*RECORD EXTRACTS*:

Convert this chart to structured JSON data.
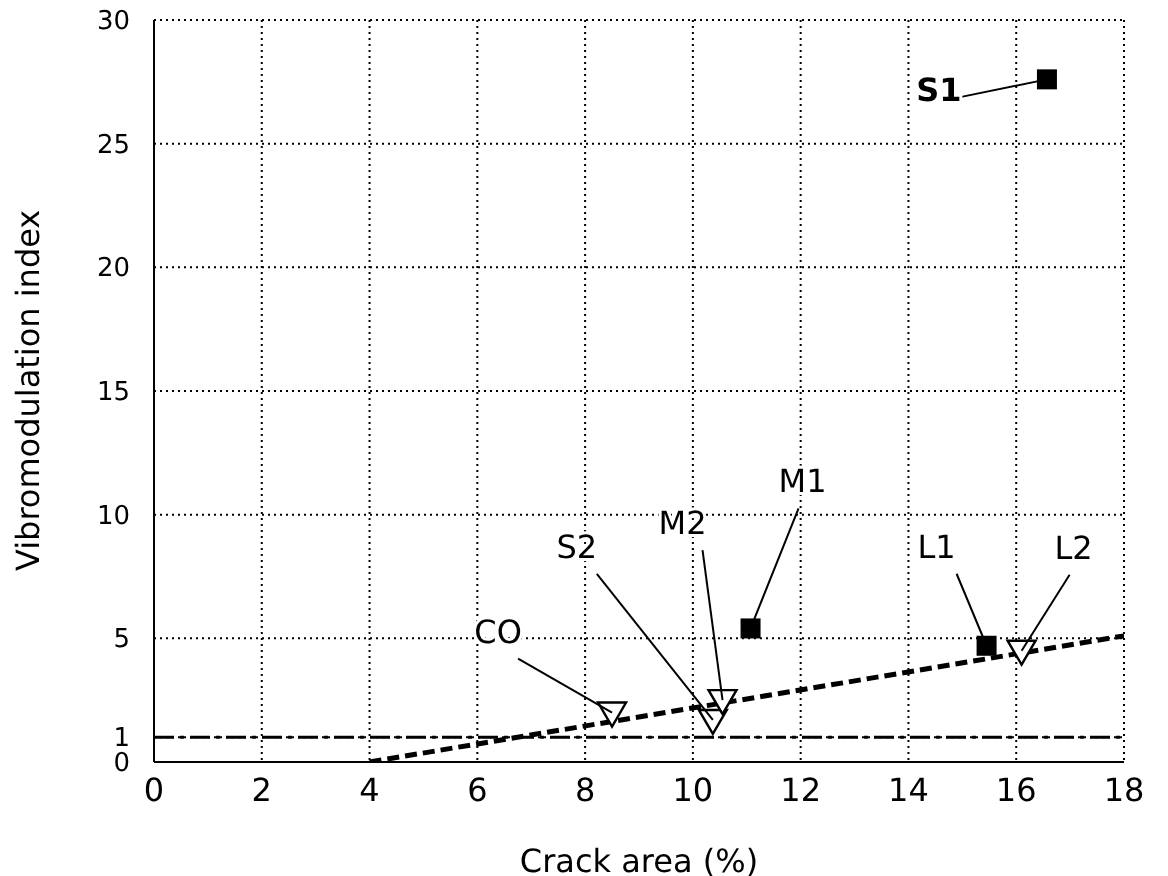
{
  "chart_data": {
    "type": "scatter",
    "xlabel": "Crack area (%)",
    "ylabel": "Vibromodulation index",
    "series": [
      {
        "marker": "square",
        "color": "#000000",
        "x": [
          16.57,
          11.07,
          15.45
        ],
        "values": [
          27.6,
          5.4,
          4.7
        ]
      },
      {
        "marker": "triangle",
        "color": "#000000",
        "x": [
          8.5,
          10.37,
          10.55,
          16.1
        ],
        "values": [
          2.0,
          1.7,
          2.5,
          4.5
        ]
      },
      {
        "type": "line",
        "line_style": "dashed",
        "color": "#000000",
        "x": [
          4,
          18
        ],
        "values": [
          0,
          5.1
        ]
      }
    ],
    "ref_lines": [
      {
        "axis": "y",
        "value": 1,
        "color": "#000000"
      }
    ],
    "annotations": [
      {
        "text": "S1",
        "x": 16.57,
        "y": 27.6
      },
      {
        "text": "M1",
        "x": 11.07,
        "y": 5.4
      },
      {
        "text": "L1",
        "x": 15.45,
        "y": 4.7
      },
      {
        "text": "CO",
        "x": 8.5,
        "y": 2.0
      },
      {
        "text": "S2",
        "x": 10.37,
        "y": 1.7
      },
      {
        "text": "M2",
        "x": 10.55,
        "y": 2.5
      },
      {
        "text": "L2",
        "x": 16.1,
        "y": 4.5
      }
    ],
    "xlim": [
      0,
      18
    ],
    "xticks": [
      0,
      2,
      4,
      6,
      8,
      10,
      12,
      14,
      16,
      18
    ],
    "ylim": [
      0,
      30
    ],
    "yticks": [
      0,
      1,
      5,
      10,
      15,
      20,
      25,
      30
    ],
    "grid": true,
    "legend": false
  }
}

--

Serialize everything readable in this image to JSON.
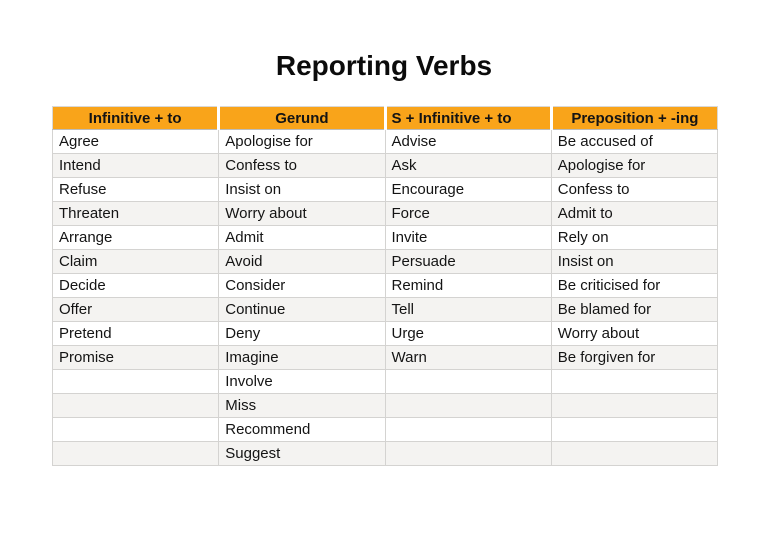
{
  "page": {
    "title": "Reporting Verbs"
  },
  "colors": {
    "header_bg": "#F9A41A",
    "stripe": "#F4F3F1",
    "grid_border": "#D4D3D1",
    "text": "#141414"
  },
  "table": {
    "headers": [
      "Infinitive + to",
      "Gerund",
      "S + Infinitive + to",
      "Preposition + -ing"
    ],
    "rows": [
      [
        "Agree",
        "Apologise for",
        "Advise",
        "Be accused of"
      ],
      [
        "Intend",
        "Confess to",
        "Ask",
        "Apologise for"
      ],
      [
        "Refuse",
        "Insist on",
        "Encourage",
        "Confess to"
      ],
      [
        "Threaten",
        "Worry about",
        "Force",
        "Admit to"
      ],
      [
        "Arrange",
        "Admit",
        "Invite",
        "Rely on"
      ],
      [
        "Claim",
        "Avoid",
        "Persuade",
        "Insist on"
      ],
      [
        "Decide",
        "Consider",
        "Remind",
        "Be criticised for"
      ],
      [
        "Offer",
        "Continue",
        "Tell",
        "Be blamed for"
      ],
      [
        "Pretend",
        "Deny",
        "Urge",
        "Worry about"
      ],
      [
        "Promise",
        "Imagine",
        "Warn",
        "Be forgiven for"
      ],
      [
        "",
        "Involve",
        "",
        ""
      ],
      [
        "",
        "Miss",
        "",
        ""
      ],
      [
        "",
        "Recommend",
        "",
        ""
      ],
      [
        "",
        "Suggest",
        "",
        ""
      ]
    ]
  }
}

*GIVEN INSTRUCTION*: Tally up the lines in the preceding listing that contain the string "text". Respond with the number and nothing else.

*EXERCISE OUTPUT*: 8